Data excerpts
[start]

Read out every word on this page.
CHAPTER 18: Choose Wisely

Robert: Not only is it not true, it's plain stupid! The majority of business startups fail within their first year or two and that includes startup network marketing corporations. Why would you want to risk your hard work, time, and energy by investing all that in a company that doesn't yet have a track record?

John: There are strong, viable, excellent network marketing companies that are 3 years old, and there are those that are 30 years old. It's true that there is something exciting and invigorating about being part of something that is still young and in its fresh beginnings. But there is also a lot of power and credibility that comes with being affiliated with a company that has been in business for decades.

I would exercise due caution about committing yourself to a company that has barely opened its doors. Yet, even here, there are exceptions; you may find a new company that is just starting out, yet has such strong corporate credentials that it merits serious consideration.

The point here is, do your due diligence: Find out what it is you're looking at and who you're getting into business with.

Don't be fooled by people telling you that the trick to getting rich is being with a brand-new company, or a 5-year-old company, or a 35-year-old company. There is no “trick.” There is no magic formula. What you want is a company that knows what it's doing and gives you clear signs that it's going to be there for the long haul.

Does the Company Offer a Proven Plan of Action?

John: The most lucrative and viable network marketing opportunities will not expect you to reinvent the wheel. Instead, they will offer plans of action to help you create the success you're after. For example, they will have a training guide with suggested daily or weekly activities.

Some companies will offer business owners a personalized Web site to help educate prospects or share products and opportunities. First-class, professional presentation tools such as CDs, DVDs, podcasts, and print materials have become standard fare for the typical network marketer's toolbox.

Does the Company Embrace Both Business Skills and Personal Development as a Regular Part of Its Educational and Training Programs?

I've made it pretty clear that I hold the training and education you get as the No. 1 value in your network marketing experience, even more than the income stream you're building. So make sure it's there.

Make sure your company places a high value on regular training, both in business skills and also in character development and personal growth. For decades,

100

[end]

» **EXERCISE TASK**:
Reproduce the entries above in full by retyping them exactly.

» **TASK SOLUTION**:
Read out every word on this page.
CHAPTER 18: Choose Wisely

Robert: Not only is it not true, it's plain stupid! The majority of business startups fail within their first year or two and that includes startup network marketing corporations. Why would you want to risk your hard work, time, and energy by investing all that in a company that doesn't yet have a track record?

John: There are strong, viable, excellent network marketing companies that are 3 years old, and there are those that are 30 years old. It's true that there is something exciting and invigorating about being part of something that is still young and in its fresh beginnings. But there is also a lot of power and credibility that comes with being affiliated with a company that has been in business for decades.

I would exercise due caution about committing yourself to a company that has barely opened its doors. Yet, even here, there are exceptions; you may find a new company that is just starting out, yet has such strong corporate credentials that it merits serious consideration.

The point here is, do your due diligence: Find out what it is you're looking at and who you're getting into business with.

Don't be fooled by people telling you that the trick to getting rich is being with a brand-new company, or a 5-year-old company, or a 35-year-old company. There is no “trick.” There is no magic formula. What you want is a company that knows what it's doing and gives you clear signs that it's going to be there for the long haul.

Does the Company Offer a Proven Plan of Action?

John: The most lucrative and viable network marketing opportunities will not expect you to reinvent the wheel. Instead, they will offer plans of action to help you create the success you're after. For example, they will have a training guide with suggested daily or weekly activities.

Some companies will offer business owners a personalized Web site to help educate prospects or share products and opportunities. First-class, professional presentation tools such as CDs, DVDs, podcasts, and print materials have become standard fare for the typical network marketer's toolbox.

Does the Company Embrace Both Business Skills and Personal Development as a Regular Part of Its Educational and Training Programs?

I've made it pretty clear that I hold the training and education you get as the No. 1 value in your network marketing experience, even more than the income stream you're building. So make sure it's there.

Make sure your company places a high value on regular training, both in business skills and also in character development and personal growth. For decades,

100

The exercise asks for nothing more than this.